## PROMPT
Each entry must be given again exactly; images do not belong in the copy.

* start *

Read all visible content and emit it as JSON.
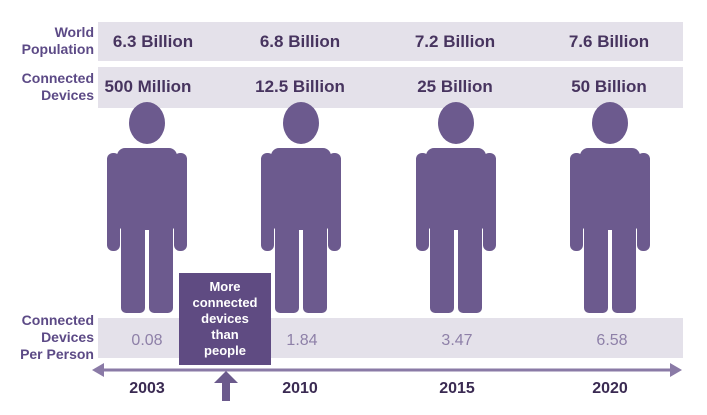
{
  "rows": {
    "population_label": [
      "World",
      "Population"
    ],
    "devices_label": [
      "Connected",
      "Devices"
    ],
    "per_person_label": [
      "Connected",
      "Devices",
      "Per Person"
    ]
  },
  "columns": [
    {
      "population": "6.3 Billion",
      "devices": "500 Million",
      "per_person": "0.08",
      "year": "2003"
    },
    {
      "population": "6.8 Billion",
      "devices": "12.5 Billion",
      "per_person": "1.84",
      "year": "2010"
    },
    {
      "population": "7.2 Billion",
      "devices": "25 Billion",
      "per_person": "3.47",
      "year": "2015"
    },
    {
      "population": "7.6 Billion",
      "devices": "50 Billion",
      "per_person": "6.58",
      "year": "2020"
    }
  ],
  "callout": [
    "More",
    "connected",
    "devices",
    "than",
    "people"
  ],
  "icons": {
    "person": "person-icon",
    "timeline": "double-arrow-timeline",
    "pointer": "up-arrow-icon"
  },
  "colors": {
    "figure": "#6c5a8e",
    "band": "#e4e1ea",
    "label": "#5c4a86",
    "callout": "#5f4b82",
    "timeline": "#8a7aa6",
    "arrow": "#6b5a8c"
  }
}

* end *

## FINISHED TASK
Read all visible content and emit it as JSON.
{
  "rows": {
    "population_label": [
      "World",
      "Population"
    ],
    "devices_label": [
      "Connected",
      "Devices"
    ],
    "per_person_label": [
      "Connected",
      "Devices",
      "Per Person"
    ]
  },
  "columns": [
    {
      "population": "6.3 Billion",
      "devices": "500 Million",
      "per_person": "0.08",
      "year": "2003"
    },
    {
      "population": "6.8 Billion",
      "devices": "12.5 Billion",
      "per_person": "1.84",
      "year": "2010"
    },
    {
      "population": "7.2 Billion",
      "devices": "25 Billion",
      "per_person": "3.47",
      "year": "2015"
    },
    {
      "population": "7.6 Billion",
      "devices": "50 Billion",
      "per_person": "6.58",
      "year": "2020"
    }
  ],
  "callout": [
    "More",
    "connected",
    "devices",
    "than",
    "people"
  ],
  "icons": {
    "person": "person-icon",
    "timeline": "double-arrow-timeline",
    "pointer": "up-arrow-icon"
  },
  "colors": {
    "figure": "#6c5a8e",
    "band": "#e4e1ea",
    "label": "#5c4a86",
    "callout": "#5f4b82",
    "timeline": "#8a7aa6",
    "arrow": "#6b5a8c"
  }
}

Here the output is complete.